Angezeigter Text |

# # # # #

Werner Sobotka: "Ich habe noch nie spontan gelacht!"

Sobotka und Weichselbraun
Sobotka und Weichselbraun(c) Die Presse (Zötl)
  • Drucken

Mirjam Weichselbraun spielt ab 10. September in den Wiener Kammerspielen die Marilyn-Monroe-Rolle in "Some like it hot" - berühmt durch den Billy-Wilder-Film von 1959. Showspezialist Werner Sobotka inszeniert.

Frau Weichselbraun, Gentlemen prefer Blondes. Ist das heute auch noch so?

Mirjam Weichselbraun: Glaube ich nicht.

Werner Sobotka: Ich schon.

Ein echter Macho will mindestens eine Blondine an seiner Seite?

Sobotka: Ja.

Weichselbraun: Heiraten würde er aber eher eine Braunhaarige.

# # # # #

Kurze Aufgabe 1 | Kürze den Absatz des Interviews, der mit „Mirjam Weichselbraun spielt ab 10. September“ beginnt, und behalte dabei die wesentlichen Fakten bei.
Kurze Aufgabe 2 | Gib aus dem Interview den Abschnitt unverändert aus, der mit den Worten "Mirjam Weichselbraun spielt" anfängt und mit "Glaube ich nicht." aufhört.

Datensätze |
# # # # #

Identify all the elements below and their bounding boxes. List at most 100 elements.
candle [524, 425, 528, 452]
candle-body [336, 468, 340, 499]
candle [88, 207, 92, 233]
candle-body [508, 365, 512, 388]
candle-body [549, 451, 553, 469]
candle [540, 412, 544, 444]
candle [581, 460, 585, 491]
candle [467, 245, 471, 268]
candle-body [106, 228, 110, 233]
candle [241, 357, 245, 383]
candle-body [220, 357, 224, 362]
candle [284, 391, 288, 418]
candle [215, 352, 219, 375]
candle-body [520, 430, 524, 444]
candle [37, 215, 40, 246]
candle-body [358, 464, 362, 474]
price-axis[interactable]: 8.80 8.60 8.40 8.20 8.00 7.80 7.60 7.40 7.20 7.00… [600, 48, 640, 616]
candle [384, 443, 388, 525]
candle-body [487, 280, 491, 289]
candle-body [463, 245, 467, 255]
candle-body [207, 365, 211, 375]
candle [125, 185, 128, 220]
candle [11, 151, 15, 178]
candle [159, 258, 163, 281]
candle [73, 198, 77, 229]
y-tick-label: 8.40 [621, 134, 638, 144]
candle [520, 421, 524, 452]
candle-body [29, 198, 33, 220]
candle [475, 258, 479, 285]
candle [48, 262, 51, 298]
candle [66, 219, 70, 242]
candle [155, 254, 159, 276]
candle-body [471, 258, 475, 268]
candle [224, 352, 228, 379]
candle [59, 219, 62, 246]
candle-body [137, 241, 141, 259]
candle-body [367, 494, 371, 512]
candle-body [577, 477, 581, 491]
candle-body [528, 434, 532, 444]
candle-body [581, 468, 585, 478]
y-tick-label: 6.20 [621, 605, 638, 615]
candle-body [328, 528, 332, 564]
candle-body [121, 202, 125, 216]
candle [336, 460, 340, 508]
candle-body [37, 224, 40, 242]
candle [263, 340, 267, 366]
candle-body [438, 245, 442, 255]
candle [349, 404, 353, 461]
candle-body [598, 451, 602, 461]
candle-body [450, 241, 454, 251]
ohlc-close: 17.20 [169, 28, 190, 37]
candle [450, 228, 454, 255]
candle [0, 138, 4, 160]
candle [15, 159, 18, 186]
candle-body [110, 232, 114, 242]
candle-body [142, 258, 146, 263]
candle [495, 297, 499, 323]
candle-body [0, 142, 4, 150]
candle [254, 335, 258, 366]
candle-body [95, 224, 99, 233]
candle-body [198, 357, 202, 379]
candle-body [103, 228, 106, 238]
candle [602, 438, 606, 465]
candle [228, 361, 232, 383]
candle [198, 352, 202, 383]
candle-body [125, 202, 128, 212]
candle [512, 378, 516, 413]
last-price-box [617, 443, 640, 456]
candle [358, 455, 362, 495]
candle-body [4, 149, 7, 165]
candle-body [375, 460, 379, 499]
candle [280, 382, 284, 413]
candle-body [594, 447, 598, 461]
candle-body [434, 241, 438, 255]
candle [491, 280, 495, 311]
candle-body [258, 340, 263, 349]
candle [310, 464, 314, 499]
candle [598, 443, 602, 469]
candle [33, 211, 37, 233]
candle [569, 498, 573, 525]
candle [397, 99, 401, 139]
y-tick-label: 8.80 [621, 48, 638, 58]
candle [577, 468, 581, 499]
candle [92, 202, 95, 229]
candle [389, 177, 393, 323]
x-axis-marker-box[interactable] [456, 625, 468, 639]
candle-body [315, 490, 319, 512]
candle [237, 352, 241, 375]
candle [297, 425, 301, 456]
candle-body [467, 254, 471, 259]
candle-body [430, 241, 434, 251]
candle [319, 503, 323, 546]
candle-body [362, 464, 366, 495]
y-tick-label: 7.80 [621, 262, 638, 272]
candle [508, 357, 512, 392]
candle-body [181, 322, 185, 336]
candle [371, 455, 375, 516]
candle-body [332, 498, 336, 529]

# # # # #

Vollständige Antwort 1 | Mirjam Weichselbraun übernimmt ab 10. September in den Wiener Kammerspielen die Marilyn-Monroe-Rolle in „Some like it hot“ (Billy-Wilder-Film von 1959). Regie: Werner Sobotka.

Vollständige Antwort 2 |
Mirjam Weichselbraun spielt ab 10. September in den Wiener Kammerspielen die Marilyn-Monroe-Rolle in "Some like it hot" - berühmt durch den Billy-Wilder-Film von 1959. Showspezialist Werner Sobotka inszeniert.

Frau Weichselbraun, Gentlemen prefer Blondes. Ist das heute auch noch so?

Mirjam Weichselbraun: Glaube ich nicht.